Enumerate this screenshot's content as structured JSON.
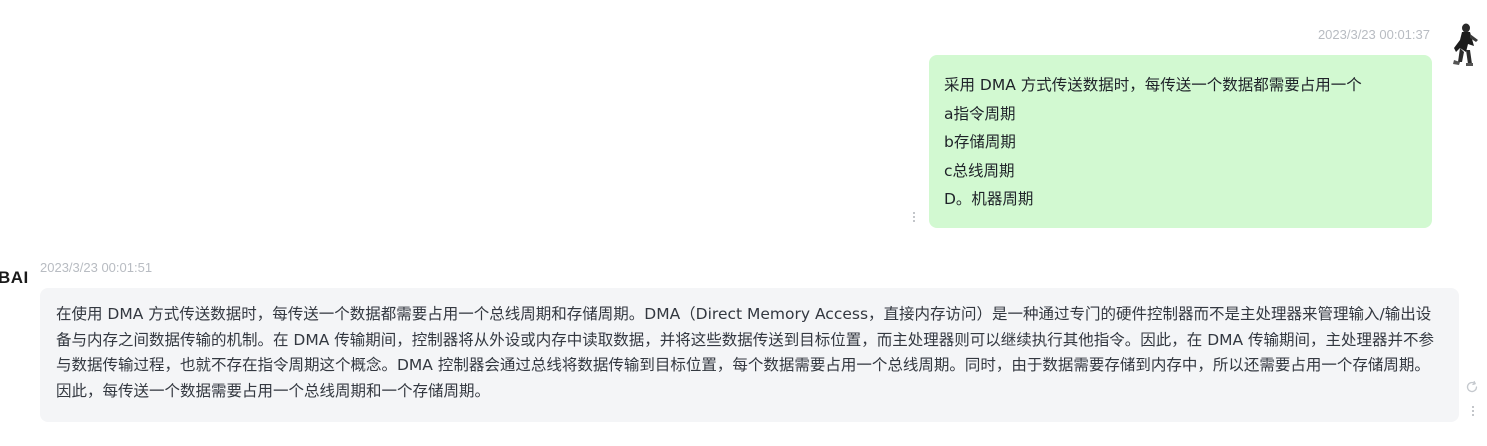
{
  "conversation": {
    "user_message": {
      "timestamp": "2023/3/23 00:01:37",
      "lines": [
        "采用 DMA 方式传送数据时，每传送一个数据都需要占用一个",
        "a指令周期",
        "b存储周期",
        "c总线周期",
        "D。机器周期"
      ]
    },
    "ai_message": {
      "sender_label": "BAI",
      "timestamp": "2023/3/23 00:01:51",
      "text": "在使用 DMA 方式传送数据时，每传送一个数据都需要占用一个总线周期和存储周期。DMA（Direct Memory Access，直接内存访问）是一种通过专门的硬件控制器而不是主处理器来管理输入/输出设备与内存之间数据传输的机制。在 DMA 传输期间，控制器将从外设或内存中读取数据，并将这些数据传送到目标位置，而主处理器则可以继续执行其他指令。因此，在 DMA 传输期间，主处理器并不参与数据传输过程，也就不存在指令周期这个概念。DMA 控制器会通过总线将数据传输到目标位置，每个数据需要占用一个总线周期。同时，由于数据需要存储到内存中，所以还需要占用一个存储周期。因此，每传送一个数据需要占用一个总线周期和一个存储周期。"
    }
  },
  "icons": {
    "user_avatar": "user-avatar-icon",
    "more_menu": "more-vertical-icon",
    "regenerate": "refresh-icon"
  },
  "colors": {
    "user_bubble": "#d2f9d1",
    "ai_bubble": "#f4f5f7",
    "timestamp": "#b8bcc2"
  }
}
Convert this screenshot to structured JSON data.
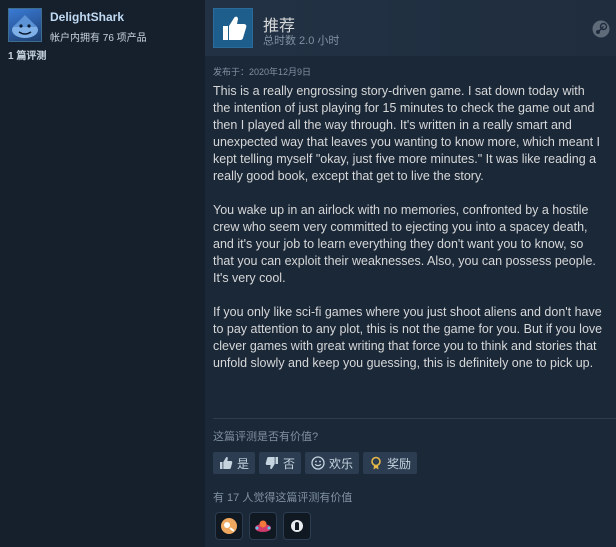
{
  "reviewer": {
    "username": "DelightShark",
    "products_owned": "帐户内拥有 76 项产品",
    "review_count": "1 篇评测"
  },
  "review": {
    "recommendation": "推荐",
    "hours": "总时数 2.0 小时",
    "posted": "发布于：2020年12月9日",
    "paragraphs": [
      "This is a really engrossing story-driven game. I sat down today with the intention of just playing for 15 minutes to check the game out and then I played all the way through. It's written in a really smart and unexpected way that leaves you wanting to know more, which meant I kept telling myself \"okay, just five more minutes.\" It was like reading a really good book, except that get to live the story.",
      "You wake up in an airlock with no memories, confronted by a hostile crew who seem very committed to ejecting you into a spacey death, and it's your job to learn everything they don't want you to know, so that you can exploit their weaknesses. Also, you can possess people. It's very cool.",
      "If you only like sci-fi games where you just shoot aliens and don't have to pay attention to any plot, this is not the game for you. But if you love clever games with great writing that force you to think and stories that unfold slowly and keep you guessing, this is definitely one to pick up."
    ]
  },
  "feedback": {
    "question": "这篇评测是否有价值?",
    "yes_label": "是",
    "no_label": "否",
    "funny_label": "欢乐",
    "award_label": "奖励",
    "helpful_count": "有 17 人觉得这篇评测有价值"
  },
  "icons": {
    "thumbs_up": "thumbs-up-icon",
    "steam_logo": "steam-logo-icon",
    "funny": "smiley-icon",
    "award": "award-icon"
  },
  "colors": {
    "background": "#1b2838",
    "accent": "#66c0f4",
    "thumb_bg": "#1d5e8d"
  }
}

...

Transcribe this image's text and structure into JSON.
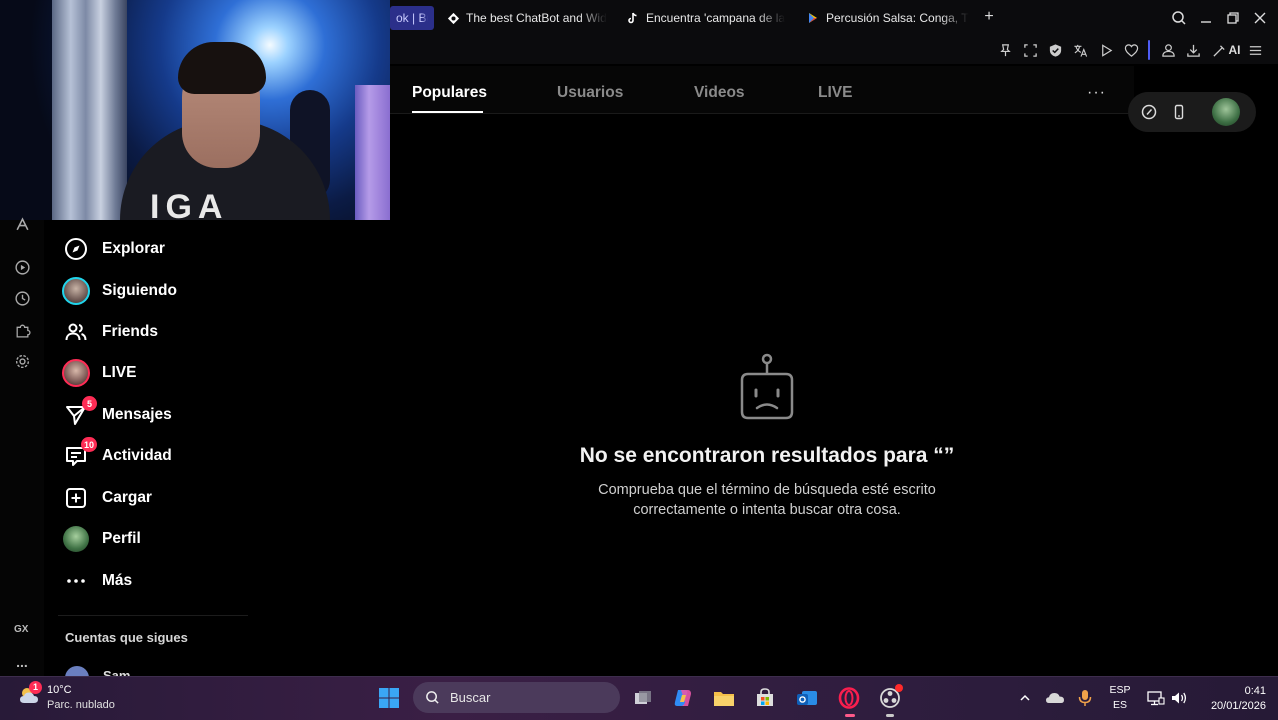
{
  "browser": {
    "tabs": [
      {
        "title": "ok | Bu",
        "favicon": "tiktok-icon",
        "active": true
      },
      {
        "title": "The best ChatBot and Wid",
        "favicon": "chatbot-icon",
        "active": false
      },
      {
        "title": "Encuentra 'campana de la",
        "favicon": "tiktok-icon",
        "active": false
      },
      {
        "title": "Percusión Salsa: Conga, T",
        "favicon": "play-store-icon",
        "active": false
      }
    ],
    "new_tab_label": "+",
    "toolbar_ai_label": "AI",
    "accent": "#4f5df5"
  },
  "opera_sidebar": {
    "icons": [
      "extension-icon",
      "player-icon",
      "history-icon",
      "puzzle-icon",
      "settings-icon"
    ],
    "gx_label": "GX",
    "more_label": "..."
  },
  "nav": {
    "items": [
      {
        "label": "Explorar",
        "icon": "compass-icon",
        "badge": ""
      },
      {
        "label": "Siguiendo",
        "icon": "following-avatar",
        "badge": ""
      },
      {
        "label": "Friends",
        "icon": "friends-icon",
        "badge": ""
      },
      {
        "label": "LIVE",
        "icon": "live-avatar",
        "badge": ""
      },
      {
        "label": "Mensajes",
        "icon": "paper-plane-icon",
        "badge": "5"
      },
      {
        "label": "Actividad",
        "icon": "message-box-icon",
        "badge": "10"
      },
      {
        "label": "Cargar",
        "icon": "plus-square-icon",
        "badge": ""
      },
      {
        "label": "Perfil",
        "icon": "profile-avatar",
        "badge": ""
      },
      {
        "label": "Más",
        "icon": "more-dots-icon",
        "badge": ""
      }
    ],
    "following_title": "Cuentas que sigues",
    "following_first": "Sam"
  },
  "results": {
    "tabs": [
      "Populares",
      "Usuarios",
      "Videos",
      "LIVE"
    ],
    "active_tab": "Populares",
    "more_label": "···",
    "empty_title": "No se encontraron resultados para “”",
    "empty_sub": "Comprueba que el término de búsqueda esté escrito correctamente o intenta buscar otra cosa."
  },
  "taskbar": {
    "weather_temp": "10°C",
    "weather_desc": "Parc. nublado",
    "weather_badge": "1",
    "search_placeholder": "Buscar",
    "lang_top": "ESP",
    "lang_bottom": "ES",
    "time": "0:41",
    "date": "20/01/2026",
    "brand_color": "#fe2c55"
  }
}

[YOUR GOAL] Where a line above contains the word "JSON", copy that line.

[TASK OUTPUT]
Enumerate this screenshot's content as structured JSON.
Convert this screenshot to structured JSON data.
Transcribe this image's text and structure into JSON.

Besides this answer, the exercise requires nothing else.